Repeat each entry exactly and drop the pictures.

BEGIN Supplied records

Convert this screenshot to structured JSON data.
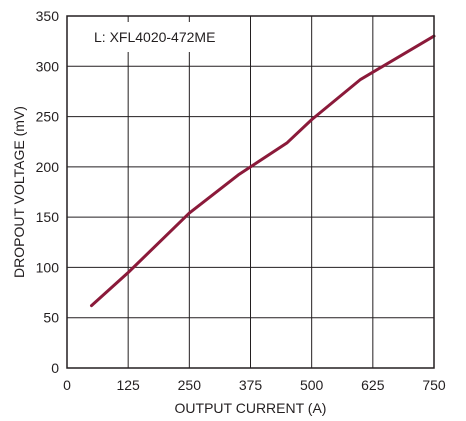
{
  "chart_data": {
    "type": "line",
    "xlabel": "OUTPUT CURRENT (A)",
    "ylabel": "DROPOUT VOLTAGE (mV)",
    "xlim": [
      0,
      750
    ],
    "ylim": [
      0,
      350
    ],
    "xticks": [
      0,
      125,
      250,
      375,
      500,
      625,
      750
    ],
    "yticks": [
      0,
      50,
      100,
      150,
      200,
      250,
      300,
      350
    ],
    "grid": true,
    "annotation": "L: XFL4020-472ME",
    "series": [
      {
        "color": "#8b1a3a",
        "x": [
          50,
          125,
          250,
          350,
          375,
          450,
          500,
          600,
          750
        ],
        "y": [
          62,
          95,
          154,
          192,
          200,
          224,
          247,
          287,
          330
        ]
      }
    ]
  }
}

END Supplied records

## [Result]
Convert this screenshot to structured JSON data.
{
  "chart_data": {
    "type": "line",
    "xlabel": "OUTPUT CURRENT (A)",
    "ylabel": "DROPOUT VOLTAGE (mV)",
    "xlim": [
      0,
      750
    ],
    "ylim": [
      0,
      350
    ],
    "xticks": [
      0,
      125,
      250,
      375,
      500,
      625,
      750
    ],
    "yticks": [
      0,
      50,
      100,
      150,
      200,
      250,
      300,
      350
    ],
    "grid": true,
    "annotation": "L: XFL4020-472ME",
    "series": [
      {
        "color": "#8b1a3a",
        "x": [
          50,
          125,
          250,
          350,
          375,
          450,
          500,
          600,
          750
        ],
        "y": [
          62,
          95,
          154,
          192,
          200,
          224,
          247,
          287,
          330
        ]
      }
    ]
  }
}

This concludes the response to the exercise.